# [TEXT SEGMENT]

════

Immune cells cross-talk to prevent damage-driving inflammation following CNS injury

Samuel David
Samuel David

New research by Samuel David at McGill University provides new insight on the role of macrophages and resident microglia following injury to the central nervous system. 

Infiltrating monocyte-derived macrophages (MDMs) and resident microglia dominate at sites of central nervous system (CNS) injury. These cells have different origins – MDMs arise from the bone marrow throughout life, while microglia arise from the yolk sac during embryonic development and populate the CNS. Until very recently it was not possible to distinguish between these two cell types. It was also generally thought that they perform similar functions at sites of CNS injury such as spinal cord or brain injury or stroke. After CNS injury MDMs begin to infiltrate into the injury site. We asked why there is a need for MDMs to come into the CNS when microglia are already present, and whether the two cell types play different roles. In this paper we show that MDMs and microglia directly communicate with one another and differentially modulate each other’s functions via a prostaglandin mediated mechanism. Importantly, infiltrating MDMs (macrophages) suppress microglia-mediated phagocytosis and inflammation. This work provides the first evidence that macrophages entering the CNS from the circulation dampen microglial activation. Since microglia are the long-lived residents of the CNS, this may be a mechanism to prevent acute and chronic microglia-mediated inflammation, which may drive CNS damage in a variety of neurological disorders.

════

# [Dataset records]
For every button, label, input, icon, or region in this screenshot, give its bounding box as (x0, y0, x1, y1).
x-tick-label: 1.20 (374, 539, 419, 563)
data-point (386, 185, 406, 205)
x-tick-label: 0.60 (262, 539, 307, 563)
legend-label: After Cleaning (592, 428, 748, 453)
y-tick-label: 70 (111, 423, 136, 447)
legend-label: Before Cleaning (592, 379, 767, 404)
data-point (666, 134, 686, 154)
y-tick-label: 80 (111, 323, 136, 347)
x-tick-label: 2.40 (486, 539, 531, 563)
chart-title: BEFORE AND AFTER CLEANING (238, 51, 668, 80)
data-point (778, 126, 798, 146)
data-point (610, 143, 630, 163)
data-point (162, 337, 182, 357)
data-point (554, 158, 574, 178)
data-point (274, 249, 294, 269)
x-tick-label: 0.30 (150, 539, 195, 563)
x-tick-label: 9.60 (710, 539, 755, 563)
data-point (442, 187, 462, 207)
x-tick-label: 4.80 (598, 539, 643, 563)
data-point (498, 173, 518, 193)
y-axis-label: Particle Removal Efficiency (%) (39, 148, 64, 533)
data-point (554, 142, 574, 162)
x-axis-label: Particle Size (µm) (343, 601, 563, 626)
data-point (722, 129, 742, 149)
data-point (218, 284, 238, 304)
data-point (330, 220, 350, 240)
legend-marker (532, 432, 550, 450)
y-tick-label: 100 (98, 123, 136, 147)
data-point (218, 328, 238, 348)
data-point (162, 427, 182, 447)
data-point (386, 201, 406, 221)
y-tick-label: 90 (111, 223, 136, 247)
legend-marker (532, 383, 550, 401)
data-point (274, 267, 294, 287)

════

# [PARTS OF THE EXERCISE]
A – From the text on immune cells after CNS injury, list every kind of central nervous system injury it names as an example.
B – Condense the paragraph beginning "Infiltrating monocyte-derived macrophages" in the text on immune cells after CNS injury into a bulleted list that keeps its main facts.

# [PROBLEM SOLUTIONS]
A –
- Spinal cord injury
- Brain injury
- Stroke

B –
- Infiltrating monocyte-derived macrophages (MDMs) and resident microglia dominate at sites of CNS injury.
- The two cell types have different origins. MDMs arise from the bone marrow throughout life. Microglia arise from the yolk sac during embryonic development and populate the CNS.
- Until very recently the two could not be distinguished, and they were generally thought to perform similar functions at injury sites.
- MDMs begin to infiltrate the injury site after CNS injury. This raised the question of why they are needed when microglia are already present, and whether the two play different roles.
- The paper shows that MDMs and microglia communicate directly and differentially modulate each other's functions through a prostaglandin-mediated mechanism.
- Infiltrating MDMs suppress microglia-mediated phagocytosis and inflammation. This is the first evidence that macrophages entering the CNS from the circulation dampen microglial activation.
- Because microglia are long-lived residents of the CNS, this may be a mechanism that prevents acute and chronic microglia-mediated inflammation, which may drive CNS damage in a variety of neurological disorders.